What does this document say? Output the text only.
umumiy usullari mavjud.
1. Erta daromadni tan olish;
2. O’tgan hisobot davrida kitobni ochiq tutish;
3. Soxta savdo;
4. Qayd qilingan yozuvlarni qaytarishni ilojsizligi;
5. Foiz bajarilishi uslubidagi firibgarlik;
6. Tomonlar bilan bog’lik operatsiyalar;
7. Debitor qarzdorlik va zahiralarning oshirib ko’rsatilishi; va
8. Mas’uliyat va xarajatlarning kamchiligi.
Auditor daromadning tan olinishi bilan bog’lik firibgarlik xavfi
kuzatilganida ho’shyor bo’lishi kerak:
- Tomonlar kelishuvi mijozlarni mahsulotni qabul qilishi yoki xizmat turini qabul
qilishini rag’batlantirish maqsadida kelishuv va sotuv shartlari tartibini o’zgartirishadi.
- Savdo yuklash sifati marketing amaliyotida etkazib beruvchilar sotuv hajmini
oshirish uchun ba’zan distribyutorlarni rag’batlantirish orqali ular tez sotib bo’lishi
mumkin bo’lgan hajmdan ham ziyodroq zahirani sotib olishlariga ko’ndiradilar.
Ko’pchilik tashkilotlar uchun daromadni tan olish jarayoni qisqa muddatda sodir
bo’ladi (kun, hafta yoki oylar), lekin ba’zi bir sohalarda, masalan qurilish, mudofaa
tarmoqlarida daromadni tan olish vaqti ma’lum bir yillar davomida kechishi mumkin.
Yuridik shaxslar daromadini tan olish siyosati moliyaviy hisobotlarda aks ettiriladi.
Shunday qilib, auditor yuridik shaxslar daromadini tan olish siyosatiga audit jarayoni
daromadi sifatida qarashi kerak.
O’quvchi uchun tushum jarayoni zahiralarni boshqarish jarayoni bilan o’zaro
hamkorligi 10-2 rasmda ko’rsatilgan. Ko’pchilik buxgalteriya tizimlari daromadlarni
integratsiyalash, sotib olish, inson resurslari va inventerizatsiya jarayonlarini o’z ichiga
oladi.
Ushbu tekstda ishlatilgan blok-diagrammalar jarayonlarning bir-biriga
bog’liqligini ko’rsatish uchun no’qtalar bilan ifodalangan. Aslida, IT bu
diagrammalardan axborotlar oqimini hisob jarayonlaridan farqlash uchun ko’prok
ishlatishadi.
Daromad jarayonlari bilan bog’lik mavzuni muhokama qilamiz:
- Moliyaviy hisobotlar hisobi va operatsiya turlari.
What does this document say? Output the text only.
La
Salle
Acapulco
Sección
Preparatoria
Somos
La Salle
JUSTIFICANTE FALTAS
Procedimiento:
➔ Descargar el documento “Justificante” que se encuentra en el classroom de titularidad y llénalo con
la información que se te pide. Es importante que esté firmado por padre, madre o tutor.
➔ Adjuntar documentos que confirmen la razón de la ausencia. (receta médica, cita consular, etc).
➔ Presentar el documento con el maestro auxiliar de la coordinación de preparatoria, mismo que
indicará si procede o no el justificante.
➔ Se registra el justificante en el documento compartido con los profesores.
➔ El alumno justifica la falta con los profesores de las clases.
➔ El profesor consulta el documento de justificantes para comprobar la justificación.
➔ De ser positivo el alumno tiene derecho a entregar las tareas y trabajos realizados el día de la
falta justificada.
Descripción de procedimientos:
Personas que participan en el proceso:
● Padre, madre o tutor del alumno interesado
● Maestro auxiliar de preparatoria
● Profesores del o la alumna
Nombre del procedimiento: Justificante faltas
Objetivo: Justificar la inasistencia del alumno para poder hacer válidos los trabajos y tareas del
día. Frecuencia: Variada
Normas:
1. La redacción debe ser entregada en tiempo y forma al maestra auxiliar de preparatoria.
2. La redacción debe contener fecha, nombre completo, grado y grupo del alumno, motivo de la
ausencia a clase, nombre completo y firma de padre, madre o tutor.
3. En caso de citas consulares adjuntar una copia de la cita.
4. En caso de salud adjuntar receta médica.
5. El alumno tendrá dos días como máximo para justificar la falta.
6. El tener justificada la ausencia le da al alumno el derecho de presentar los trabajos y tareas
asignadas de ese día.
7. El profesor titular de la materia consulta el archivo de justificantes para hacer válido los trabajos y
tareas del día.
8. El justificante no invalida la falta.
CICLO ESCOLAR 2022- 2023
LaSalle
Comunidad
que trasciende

- **Set exercise**:
Filter the records for lines holding the string "batlantirish". Copy each one.

- **Finished exercise**:
qilishini rag’batlantirish maqsadida kelishuv va sotuv shartlari tartibini o’zgartirishadi.
oshirish uchun ba’zan distribyutorlarni rag’batlantirish orqali ular tez sotib bo’lishi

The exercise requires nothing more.